- [Directions for this task] Locate each line with the string "yararı" in the listing below and copy it.

<<<<

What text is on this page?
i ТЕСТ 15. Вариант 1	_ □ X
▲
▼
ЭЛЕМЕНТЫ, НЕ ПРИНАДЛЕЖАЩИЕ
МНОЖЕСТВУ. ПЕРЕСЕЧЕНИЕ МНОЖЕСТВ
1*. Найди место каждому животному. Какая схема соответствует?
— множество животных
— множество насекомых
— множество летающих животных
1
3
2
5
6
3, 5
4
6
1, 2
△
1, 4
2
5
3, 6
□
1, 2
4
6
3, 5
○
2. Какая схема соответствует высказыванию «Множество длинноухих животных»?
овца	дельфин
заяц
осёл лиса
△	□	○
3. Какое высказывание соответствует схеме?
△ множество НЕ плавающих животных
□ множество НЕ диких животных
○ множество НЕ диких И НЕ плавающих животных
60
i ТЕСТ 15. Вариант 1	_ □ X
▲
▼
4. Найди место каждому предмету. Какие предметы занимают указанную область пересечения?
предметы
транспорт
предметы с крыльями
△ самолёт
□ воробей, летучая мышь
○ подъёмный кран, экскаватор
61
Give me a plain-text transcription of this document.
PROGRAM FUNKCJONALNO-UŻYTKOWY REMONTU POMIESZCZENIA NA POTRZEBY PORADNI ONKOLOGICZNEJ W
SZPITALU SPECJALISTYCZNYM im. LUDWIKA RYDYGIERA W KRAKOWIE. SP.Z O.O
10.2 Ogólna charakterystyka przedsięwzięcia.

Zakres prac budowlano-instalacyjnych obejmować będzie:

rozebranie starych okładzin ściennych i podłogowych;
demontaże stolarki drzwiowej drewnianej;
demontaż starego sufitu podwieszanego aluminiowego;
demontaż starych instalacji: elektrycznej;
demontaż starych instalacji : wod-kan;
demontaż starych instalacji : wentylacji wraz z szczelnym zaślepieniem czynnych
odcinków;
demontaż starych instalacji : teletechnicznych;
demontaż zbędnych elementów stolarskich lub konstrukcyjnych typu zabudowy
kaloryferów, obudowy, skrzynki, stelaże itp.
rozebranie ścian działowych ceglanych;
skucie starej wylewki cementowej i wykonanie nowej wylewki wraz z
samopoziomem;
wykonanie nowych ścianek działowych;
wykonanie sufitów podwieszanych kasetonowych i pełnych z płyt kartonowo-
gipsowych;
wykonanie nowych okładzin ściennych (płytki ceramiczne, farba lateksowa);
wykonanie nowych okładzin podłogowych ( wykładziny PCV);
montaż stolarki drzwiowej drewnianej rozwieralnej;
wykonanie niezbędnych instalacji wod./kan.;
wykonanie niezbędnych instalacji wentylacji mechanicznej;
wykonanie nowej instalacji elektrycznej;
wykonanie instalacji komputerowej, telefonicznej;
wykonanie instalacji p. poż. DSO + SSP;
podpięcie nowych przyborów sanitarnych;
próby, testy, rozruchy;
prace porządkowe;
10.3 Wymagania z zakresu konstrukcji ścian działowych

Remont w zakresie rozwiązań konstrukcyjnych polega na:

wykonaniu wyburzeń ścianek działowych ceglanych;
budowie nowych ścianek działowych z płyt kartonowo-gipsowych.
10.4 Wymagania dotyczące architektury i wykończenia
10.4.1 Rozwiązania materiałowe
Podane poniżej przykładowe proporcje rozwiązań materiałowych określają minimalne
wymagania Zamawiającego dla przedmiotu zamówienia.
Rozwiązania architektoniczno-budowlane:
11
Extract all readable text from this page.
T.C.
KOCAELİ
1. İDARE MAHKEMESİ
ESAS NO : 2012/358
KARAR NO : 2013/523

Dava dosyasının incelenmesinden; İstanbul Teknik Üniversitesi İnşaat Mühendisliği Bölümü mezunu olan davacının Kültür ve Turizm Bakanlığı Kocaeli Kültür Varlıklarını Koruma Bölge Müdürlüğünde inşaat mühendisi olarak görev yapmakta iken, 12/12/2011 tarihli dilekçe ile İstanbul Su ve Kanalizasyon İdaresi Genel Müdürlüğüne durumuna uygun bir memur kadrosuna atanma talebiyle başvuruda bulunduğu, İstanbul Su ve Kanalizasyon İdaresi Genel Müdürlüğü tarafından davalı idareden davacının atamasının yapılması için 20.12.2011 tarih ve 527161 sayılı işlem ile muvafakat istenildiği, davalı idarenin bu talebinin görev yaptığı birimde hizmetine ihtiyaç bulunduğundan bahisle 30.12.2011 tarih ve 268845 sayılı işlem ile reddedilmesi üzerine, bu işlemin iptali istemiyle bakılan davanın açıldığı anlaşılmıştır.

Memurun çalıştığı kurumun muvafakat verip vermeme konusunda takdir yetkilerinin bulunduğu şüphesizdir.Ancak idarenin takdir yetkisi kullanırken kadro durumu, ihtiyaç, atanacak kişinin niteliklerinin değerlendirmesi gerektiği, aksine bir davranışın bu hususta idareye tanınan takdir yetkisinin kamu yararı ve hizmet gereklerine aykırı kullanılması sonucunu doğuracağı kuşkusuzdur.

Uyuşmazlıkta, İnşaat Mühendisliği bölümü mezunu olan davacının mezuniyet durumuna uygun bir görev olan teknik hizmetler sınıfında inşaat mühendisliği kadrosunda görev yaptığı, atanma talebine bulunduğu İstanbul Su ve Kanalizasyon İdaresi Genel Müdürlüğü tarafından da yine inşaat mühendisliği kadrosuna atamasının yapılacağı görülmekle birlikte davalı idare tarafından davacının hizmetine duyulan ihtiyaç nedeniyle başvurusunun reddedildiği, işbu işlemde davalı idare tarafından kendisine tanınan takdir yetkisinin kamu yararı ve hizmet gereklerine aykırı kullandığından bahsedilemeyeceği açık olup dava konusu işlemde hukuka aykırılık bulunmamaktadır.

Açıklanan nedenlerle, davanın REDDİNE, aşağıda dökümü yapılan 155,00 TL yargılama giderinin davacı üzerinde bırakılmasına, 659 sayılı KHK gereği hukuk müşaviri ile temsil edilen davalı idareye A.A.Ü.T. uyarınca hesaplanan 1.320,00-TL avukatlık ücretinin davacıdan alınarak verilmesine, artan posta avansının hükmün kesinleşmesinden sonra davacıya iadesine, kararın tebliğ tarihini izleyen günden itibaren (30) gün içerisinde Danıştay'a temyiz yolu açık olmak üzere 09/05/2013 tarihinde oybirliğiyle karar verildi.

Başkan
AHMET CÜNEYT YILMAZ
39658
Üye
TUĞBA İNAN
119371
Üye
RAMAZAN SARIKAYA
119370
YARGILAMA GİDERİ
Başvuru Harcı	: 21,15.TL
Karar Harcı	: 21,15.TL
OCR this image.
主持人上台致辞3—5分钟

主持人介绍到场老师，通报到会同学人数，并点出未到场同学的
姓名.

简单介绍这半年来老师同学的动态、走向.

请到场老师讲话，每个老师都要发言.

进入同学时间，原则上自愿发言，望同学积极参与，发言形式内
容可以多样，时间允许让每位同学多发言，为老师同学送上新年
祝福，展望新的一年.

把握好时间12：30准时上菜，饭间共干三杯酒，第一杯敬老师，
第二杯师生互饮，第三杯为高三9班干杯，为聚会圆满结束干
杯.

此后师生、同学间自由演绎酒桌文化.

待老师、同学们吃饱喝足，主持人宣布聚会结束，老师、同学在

>>>>

- [Expected answer]
Memurun çalıştığı kurumun muvafakat verip vermeme konusunda takdir yetkilerinin bulunduğu şüphesizdir.Ancak idarenin takdir yetkisi kullanırken kadro durumu, ihtiyaç, atanacak kişinin niteliklerinin değerlendirmesi gerektiği, aksine bir davranışın bu hususta idareye tanınan takdir yetkisinin kamu yararı ve hizmet gereklerine aykırı kullanılması sonucunu doğuracağı kuşkusuzdur.
Uyuşmazlıkta, İnşaat Mühendisliği bölümü mezunu olan davacının mezuniyet durumuna uygun bir görev olan teknik hizmetler sınıfında inşaat mühendisliği kadrosunda görev yaptığı, atanma talebine bulunduğu İstanbul Su ve Kanalizasyon İdaresi Genel Müdürlüğü tarafından da yine inşaat mühendisliği kadrosuna atamasının yapılacağı görülmekle birlikte davalı idare tarafından davacının hizmetine duyulan ihtiyaç nedeniyle başvurusunun reddedildiği, işbu işlemde davalı idare tarafından kendisine tanınan takdir yetkisinin kamu yararı ve hizmet gereklerine aykırı kullandığından bahsedilemeyeceği açık olup dava konusu işlemde hukuka aykırılık bulunmamaktadır.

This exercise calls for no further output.